→ ASSIGNMENT
Your task is to retype all of the records below with complete accuracy.

START RECORDS PROVIDED

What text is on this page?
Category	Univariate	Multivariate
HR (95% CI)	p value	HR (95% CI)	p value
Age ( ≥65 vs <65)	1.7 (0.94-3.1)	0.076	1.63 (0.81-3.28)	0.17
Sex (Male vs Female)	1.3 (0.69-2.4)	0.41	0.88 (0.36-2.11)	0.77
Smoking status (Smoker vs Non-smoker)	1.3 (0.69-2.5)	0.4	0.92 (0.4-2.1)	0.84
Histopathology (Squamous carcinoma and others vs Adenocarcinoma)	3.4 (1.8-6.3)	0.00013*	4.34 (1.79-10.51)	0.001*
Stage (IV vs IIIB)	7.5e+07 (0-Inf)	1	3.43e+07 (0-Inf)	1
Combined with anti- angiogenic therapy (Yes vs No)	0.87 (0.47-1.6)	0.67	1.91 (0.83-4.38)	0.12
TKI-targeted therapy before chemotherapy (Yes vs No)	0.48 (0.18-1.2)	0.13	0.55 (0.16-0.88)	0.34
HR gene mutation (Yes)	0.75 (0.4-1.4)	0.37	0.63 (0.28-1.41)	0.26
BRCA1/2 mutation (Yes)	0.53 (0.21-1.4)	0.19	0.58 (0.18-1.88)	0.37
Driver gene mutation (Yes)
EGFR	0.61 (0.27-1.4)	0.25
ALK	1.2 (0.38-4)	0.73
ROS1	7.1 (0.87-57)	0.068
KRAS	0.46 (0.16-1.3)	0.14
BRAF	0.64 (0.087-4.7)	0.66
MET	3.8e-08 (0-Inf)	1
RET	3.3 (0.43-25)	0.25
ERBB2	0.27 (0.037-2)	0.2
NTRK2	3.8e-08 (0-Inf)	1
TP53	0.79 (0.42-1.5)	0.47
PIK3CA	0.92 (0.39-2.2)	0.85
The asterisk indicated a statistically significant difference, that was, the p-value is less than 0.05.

END RECORDS PROVIDED

→ TASK ANSWER
What text is on this page?
Category	Univariate	Multivariate
HR (95% CI)	p value	HR (95% CI)	p value
Age ( ≥65 vs <65)	1.7 (0.94-3.1)	0.076	1.63 (0.81-3.28)	0.17
Sex (Male vs Female)	1.3 (0.69-2.4)	0.41	0.88 (0.36-2.11)	0.77
Smoking status (Smoker vs Non-smoker)	1.3 (0.69-2.5)	0.4	0.92 (0.4-2.1)	0.84
Histopathology (Squamous carcinoma and others vs Adenocarcinoma)	3.4 (1.8-6.3)	0.00013*	4.34 (1.79-10.51)	0.001*
Stage (IV vs IIIB)	7.5e+07 (0-Inf)	1	3.43e+07 (0-Inf)	1
Combined with anti- angiogenic therapy (Yes vs No)	0.87 (0.47-1.6)	0.67	1.91 (0.83-4.38)	0.12
TKI-targeted therapy before chemotherapy (Yes vs No)	0.48 (0.18-1.2)	0.13	0.55 (0.16-0.88)	0.34
HR gene mutation (Yes)	0.75 (0.4-1.4)	0.37	0.63 (0.28-1.41)	0.26
BRCA1/2 mutation (Yes)	0.53 (0.21-1.4)	0.19	0.58 (0.18-1.88)	0.37
Driver gene mutation (Yes)
EGFR	0.61 (0.27-1.4)	0.25
ALK	1.2 (0.38-4)	0.73
ROS1	7.1 (0.87-57)	0.068
KRAS	0.46 (0.16-1.3)	0.14
BRAF	0.64 (0.087-4.7)	0.66
MET	3.8e-08 (0-Inf)	1
RET	3.3 (0.43-25)	0.25
ERBB2	0.27 (0.037-2)	0.2
NTRK2	3.8e-08 (0-Inf)	1
TP53	0.79 (0.42-1.5)	0.47
PIK3CA	0.92 (0.39-2.2)	0.85
The asterisk indicated a statistically significant difference, that was, the p-value is less than 0.05.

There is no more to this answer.